# TASK PROMPT:
Please reproduce the data below character for character, keeping every line in its original order.

# STORED RECORDS:
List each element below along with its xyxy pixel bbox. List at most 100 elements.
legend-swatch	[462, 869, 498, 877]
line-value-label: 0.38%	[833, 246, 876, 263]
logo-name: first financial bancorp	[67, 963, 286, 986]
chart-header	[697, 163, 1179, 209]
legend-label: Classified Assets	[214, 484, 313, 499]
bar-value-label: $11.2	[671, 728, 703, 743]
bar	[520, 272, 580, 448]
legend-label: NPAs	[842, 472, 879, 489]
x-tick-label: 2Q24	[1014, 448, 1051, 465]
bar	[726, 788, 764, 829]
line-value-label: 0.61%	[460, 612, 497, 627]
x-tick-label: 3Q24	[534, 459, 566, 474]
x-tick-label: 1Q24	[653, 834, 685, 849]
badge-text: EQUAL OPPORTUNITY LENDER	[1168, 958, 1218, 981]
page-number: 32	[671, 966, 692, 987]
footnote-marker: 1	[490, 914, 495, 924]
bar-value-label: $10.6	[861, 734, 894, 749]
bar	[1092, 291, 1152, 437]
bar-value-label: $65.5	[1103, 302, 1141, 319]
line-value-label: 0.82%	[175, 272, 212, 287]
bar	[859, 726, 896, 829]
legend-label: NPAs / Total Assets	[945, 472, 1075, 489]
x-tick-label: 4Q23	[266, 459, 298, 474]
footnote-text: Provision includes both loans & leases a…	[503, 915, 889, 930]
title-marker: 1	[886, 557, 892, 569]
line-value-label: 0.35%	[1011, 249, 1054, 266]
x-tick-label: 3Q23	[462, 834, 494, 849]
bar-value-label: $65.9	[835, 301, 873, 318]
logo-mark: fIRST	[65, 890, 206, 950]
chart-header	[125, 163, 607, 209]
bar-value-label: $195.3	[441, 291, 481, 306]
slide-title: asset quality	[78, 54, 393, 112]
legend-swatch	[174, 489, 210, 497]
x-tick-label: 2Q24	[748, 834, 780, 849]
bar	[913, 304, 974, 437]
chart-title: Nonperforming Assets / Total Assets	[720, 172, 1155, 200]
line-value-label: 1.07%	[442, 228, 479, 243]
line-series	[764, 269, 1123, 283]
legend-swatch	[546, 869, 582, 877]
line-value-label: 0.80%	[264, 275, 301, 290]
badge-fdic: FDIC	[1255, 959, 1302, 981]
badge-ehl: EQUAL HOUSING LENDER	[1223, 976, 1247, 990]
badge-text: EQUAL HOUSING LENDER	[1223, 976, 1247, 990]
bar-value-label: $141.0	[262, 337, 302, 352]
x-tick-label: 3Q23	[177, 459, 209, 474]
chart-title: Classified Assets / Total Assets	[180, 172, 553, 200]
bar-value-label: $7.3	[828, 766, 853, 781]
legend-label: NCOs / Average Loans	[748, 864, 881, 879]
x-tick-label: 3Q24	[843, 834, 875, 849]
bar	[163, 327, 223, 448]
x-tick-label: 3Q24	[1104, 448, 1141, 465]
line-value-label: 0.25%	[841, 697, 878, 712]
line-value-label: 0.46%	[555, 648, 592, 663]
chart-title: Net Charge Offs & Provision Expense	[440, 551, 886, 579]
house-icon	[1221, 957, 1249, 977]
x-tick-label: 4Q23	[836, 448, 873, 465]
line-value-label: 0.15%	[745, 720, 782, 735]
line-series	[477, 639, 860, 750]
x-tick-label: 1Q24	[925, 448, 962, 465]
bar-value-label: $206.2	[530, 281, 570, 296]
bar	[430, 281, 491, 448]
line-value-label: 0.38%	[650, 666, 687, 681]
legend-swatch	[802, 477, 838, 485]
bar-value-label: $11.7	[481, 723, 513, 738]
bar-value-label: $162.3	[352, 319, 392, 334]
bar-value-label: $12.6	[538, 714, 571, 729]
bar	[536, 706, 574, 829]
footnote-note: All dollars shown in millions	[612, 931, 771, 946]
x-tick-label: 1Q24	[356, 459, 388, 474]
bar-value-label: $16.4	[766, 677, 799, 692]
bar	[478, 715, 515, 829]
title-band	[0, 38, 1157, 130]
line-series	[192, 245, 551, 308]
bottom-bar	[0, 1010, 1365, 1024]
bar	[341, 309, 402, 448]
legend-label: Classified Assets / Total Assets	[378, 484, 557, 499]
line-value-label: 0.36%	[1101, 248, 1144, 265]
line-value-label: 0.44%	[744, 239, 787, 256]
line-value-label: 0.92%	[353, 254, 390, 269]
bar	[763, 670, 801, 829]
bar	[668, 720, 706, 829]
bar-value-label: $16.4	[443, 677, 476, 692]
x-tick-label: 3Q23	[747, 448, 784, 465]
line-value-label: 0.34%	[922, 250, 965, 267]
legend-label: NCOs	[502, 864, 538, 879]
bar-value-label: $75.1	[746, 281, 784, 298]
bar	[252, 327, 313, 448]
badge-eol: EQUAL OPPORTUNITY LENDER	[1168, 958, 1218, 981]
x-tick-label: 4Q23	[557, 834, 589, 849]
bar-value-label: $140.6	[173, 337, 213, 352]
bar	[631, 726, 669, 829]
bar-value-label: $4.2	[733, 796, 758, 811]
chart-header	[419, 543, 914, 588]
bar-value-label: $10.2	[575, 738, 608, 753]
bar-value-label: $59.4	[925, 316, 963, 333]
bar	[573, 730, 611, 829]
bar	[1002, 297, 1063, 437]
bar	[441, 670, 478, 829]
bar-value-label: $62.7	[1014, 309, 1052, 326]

# EXPECTED ANSWER:
List each element below along with its xyxy pixel bbox. List at most 100 elements.
legend-swatch	[462, 869, 498, 877]
line-value-label: 0.38%	[833, 246, 876, 263]
logo-name: first financial bancorp	[67, 963, 286, 986]
chart-header	[697, 163, 1179, 209]
legend-label: Classified Assets	[214, 484, 313, 499]
bar-value-label: $11.2	[671, 728, 703, 743]
bar	[520, 272, 580, 448]
legend-label: NPAs	[842, 472, 879, 489]
x-tick-label: 2Q24	[1014, 448, 1051, 465]
bar	[726, 788, 764, 829]
line-value-label: 0.61%	[460, 612, 497, 627]
x-tick-label: 3Q24	[534, 459, 566, 474]
x-tick-label: 1Q24	[653, 834, 685, 849]
badge-text: EQUAL OPPORTUNITY LENDER	[1168, 958, 1218, 981]
page-number: 32	[671, 966, 692, 987]
footnote-marker: 1	[490, 914, 495, 924]
bar-value-label: $10.6	[861, 734, 894, 749]
bar	[1092, 291, 1152, 437]
bar-value-label: $65.5	[1103, 302, 1141, 319]
line-value-label: 0.82%	[175, 272, 212, 287]
bar	[859, 726, 896, 829]
legend-label: NPAs / Total Assets	[945, 472, 1075, 489]
x-tick-label: 4Q23	[266, 459, 298, 474]
footnote-text: Provision includes both loans & leases a…	[503, 915, 889, 930]
title-marker: 1	[886, 557, 892, 569]
line-value-label: 0.35%	[1011, 249, 1054, 266]
x-tick-label: 3Q23	[462, 834, 494, 849]
bar-value-label: $65.9	[835, 301, 873, 318]
logo-mark: fIRST	[65, 890, 206, 950]
chart-header	[125, 163, 607, 209]
bar-value-label: $195.3	[441, 291, 481, 306]
slide-title: asset quality	[78, 54, 393, 112]
legend-swatch	[174, 489, 210, 497]
x-tick-label: 2Q24	[748, 834, 780, 849]
bar	[913, 304, 974, 437]
chart-title: Nonperforming Assets / Total Assets	[720, 172, 1155, 200]
line-value-label: 1.07%	[442, 228, 479, 243]
line-series	[764, 269, 1123, 283]
legend-swatch	[546, 869, 582, 877]
line-value-label: 0.80%	[264, 275, 301, 290]
badge-fdic: FDIC	[1255, 959, 1302, 981]
badge-ehl: EQUAL HOUSING LENDER	[1223, 976, 1247, 990]
badge-text: EQUAL HOUSING LENDER	[1223, 976, 1247, 990]
bar-value-label: $141.0	[262, 337, 302, 352]
x-tick-label: 3Q23	[177, 459, 209, 474]
chart-title: Classified Assets / Total Assets	[180, 172, 553, 200]
bar-value-label: $7.3	[828, 766, 853, 781]
legend-label: NCOs / Average Loans	[748, 864, 881, 879]
x-tick-label: 3Q24	[843, 834, 875, 849]
bar	[163, 327, 223, 448]
x-tick-label: 3Q24	[1104, 448, 1141, 465]
line-value-label: 0.25%	[841, 697, 878, 712]
line-value-label: 0.46%	[555, 648, 592, 663]
chart-title: Net Charge Offs & Provision Expense	[440, 551, 886, 579]
house-icon	[1221, 957, 1249, 977]
x-tick-label: 4Q23	[836, 448, 873, 465]
line-value-label: 0.15%	[745, 720, 782, 735]
line-series	[477, 639, 860, 750]
x-tick-label: 1Q24	[925, 448, 962, 465]
bar-value-label: $206.2	[530, 281, 570, 296]
bar	[430, 281, 491, 448]
line-value-label: 0.38%	[650, 666, 687, 681]
legend-swatch	[802, 477, 838, 485]
bar-value-label: $11.7	[481, 723, 513, 738]
bar-value-label: $162.3	[352, 319, 392, 334]
bar-value-label: $12.6	[538, 714, 571, 729]
bar	[536, 706, 574, 829]
footnote-note: All dollars shown in millions	[612, 931, 771, 946]
x-tick-label: 1Q24	[356, 459, 388, 474]
bar-value-label: $16.4	[766, 677, 799, 692]
bar	[478, 715, 515, 829]
title-band	[0, 38, 1157, 130]
line-series	[192, 245, 551, 308]
bottom-bar	[0, 1010, 1365, 1024]
bar	[341, 309, 402, 448]
legend-label: Classified Assets / Total Assets	[378, 484, 557, 499]
line-value-label: 0.36%	[1101, 248, 1144, 265]
line-value-label: 0.44%	[744, 239, 787, 256]
line-value-label: 0.92%	[353, 254, 390, 269]
bar	[763, 670, 801, 829]
bar	[668, 720, 706, 829]
bar-value-label: $16.4	[443, 677, 476, 692]
x-tick-label: 3Q23	[747, 448, 784, 465]
line-value-label: 0.34%	[922, 250, 965, 267]
legend-label: NCOs	[502, 864, 538, 879]
bar-value-label: $75.1	[746, 281, 784, 298]
bar	[252, 327, 313, 448]
badge-eol: EQUAL OPPORTUNITY LENDER	[1168, 958, 1218, 981]
x-tick-label: 4Q23	[557, 834, 589, 849]
bar-value-label: $140.6	[173, 337, 213, 352]
bar	[631, 726, 669, 829]
bar-value-label: $4.2	[733, 796, 758, 811]
chart-header	[419, 543, 914, 588]
bar-value-label: $10.2	[575, 738, 608, 753]
bar-value-label: $59.4	[925, 316, 963, 333]
bar	[573, 730, 611, 829]
bar	[1002, 297, 1063, 437]
bar	[441, 670, 478, 829]
bar-value-label: $62.7	[1014, 309, 1052, 326]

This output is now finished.